§ Exercise instructions: Leaving out the pictures, please retype each record exactly.

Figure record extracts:
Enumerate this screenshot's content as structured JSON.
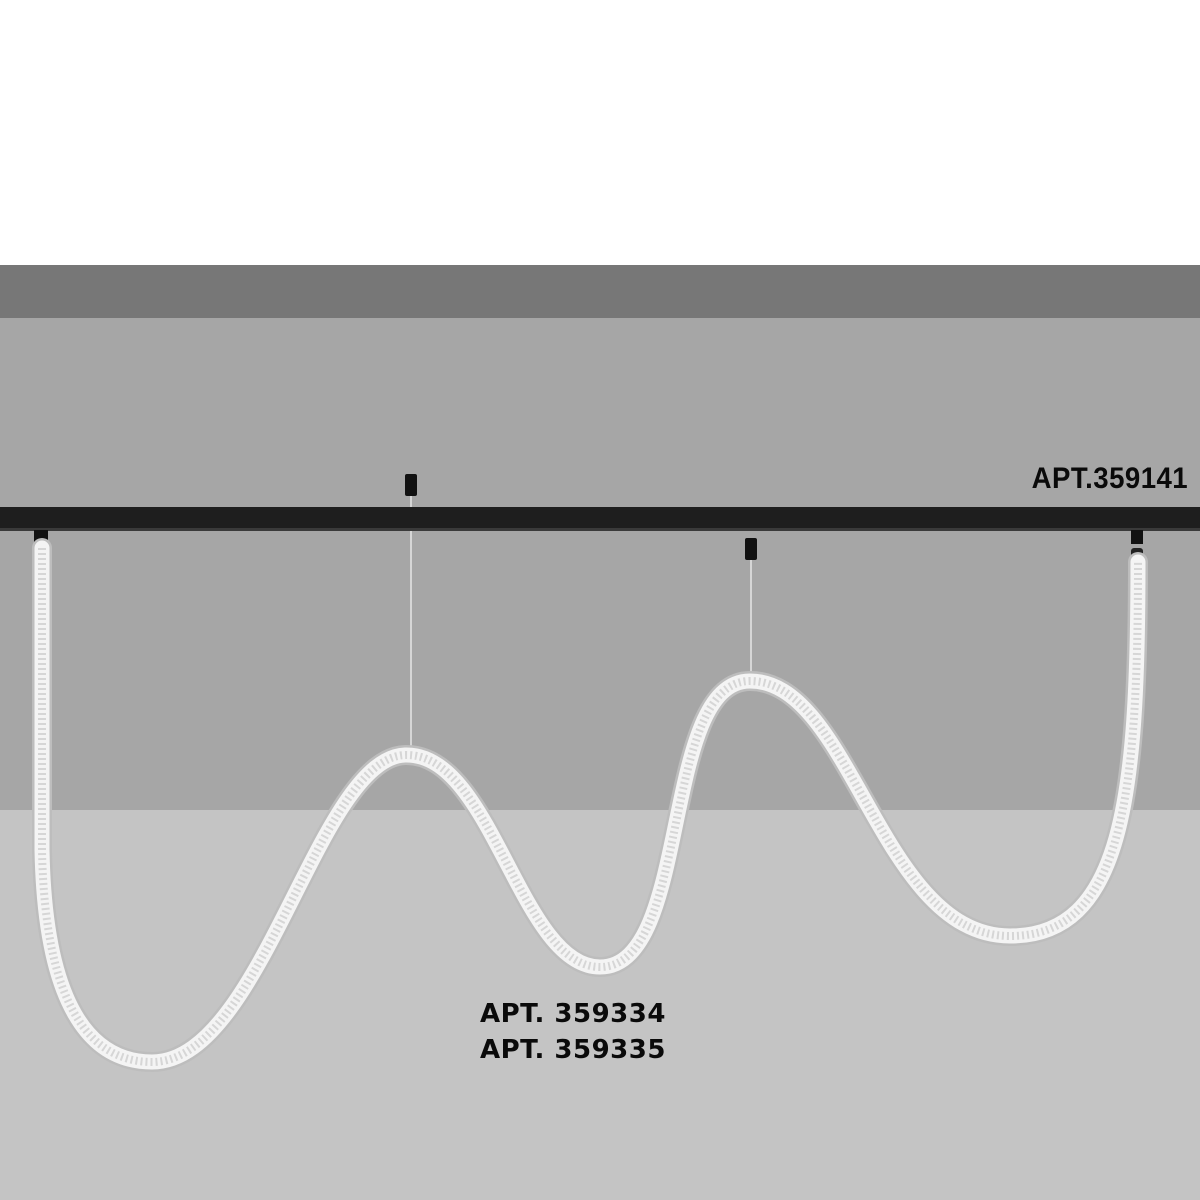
{
  "labels": {
    "track": "APT.359141",
    "pendant_1": "APT. 359334",
    "pendant_2": "APT. 359335"
  },
  "colors": {
    "ceiling_top": "#777777",
    "wall": "#a6a6a6",
    "floor": "#c4c4c4",
    "track": "#1e1e1e",
    "rope": "#f4f4f4"
  }
}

§ Written solution:
Enumerate this screenshot's content as structured JSON.
{
  "labels": {
    "track": "APT.359141",
    "pendant_1": "APT. 359334",
    "pendant_2": "APT. 359335"
  },
  "colors": {
    "ceiling_top": "#777777",
    "wall": "#a6a6a6",
    "floor": "#c4c4c4",
    "track": "#1e1e1e",
    "rope": "#f4f4f4"
  }
}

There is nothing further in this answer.